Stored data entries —
+===+

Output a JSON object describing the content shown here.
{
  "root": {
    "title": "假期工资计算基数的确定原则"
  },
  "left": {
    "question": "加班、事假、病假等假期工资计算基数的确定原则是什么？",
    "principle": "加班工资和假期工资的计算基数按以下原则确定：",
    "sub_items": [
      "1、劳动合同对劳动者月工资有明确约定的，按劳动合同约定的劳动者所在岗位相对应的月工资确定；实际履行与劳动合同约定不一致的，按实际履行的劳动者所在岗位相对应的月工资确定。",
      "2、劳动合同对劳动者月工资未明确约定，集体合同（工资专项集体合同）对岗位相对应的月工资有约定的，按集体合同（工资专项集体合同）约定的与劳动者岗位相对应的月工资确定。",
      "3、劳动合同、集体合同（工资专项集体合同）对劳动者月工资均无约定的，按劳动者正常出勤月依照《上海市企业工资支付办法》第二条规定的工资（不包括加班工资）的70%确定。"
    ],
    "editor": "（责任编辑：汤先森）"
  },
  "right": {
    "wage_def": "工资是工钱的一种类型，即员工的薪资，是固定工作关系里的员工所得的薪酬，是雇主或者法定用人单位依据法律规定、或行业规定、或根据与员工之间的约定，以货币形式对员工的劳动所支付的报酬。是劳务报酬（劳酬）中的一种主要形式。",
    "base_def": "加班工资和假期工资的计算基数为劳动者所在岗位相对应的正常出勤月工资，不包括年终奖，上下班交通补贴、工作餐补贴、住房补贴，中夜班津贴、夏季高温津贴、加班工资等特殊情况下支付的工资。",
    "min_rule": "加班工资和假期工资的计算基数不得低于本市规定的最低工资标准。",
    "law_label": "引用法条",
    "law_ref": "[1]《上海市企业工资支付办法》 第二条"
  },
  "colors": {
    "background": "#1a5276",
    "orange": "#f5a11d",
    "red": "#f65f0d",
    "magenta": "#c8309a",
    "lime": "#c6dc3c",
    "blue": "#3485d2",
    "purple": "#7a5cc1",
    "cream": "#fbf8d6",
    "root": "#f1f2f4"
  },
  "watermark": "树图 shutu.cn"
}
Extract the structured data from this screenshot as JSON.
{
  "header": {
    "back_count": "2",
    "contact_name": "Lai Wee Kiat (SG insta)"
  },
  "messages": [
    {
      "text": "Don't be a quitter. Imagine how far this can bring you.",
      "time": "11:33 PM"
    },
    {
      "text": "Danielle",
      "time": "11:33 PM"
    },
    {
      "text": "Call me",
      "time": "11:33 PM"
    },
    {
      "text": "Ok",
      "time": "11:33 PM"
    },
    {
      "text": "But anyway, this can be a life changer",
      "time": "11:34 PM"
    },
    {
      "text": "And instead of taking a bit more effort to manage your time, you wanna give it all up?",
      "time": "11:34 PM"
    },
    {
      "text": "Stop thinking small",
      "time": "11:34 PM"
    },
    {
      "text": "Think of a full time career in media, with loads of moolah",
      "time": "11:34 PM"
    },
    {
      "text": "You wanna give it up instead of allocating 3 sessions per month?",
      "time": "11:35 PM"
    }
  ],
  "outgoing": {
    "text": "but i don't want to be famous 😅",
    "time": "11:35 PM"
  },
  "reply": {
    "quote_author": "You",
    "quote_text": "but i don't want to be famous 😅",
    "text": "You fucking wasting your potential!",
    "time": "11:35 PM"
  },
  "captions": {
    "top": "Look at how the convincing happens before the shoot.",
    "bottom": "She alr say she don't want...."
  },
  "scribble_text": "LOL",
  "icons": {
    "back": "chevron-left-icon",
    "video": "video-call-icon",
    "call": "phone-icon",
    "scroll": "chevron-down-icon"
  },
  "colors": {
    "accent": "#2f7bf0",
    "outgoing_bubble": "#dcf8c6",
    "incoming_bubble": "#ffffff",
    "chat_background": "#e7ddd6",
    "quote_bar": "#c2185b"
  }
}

+===+

Problem details —
Produce an exact repeat of the lines from the one containing "Extract the structured" through the last line of the data, and nothing more.

Response —
Extract the structured data from this screenshot as JSON.
{
  "header": {
    "back_count": "2",
    "contact_name": "Lai Wee Kiat (SG insta)"
  },
  "messages": [
    {
      "text": "Don't be a quitter. Imagine how far this can bring you.",
      "time": "11:33 PM"
    },
    {
      "text": "Danielle",
      "time": "11:33 PM"
    },
    {
      "text": "Call me",
      "time": "11:33 PM"
    },
    {
      "text": "Ok",
      "time": "11:33 PM"
    },
    {
      "text": "But anyway, this can be a life changer",
      "time": "11:34 PM"
    },
    {
      "text": "And instead of taking a bit more effort to manage your time, you wanna give it all up?",
      "time": "11:34 PM"
    },
    {
      "text": "Stop thinking small",
      "time": "11:34 PM"
    },
    {
      "text": "Think of a full time career in media, with loads of moolah",
      "time": "11:34 PM"
    },
    {
      "text": "You wanna give it up instead of allocating 3 sessions per month?",
      "time": "11:35 PM"
    }
  ],
  "outgoing": {
    "text": "but i don't want to be famous 😅",
    "time": "11:35 PM"
  },
  "reply": {
    "quote_author": "You",
    "quote_text": "but i don't want to be famous 😅",
    "text": "You fucking wasting your potential!",
    "time": "11:35 PM"
  },
  "captions": {
    "top": "Look at how the convincing happens before the shoot.",
    "bottom": "She alr say she don't want...."
  },
  "scribble_text": "LOL",
  "icons": {
    "back": "chevron-left-icon",
    "video": "video-call-icon",
    "call": "phone-icon",
    "scroll": "chevron-down-icon"
  },
  "colors": {
    "accent": "#2f7bf0",
    "outgoing_bubble": "#dcf8c6",
    "incoming_bubble": "#ffffff",
    "chat_background": "#e7ddd6",
    "quote_bar": "#c2185b"
  }
}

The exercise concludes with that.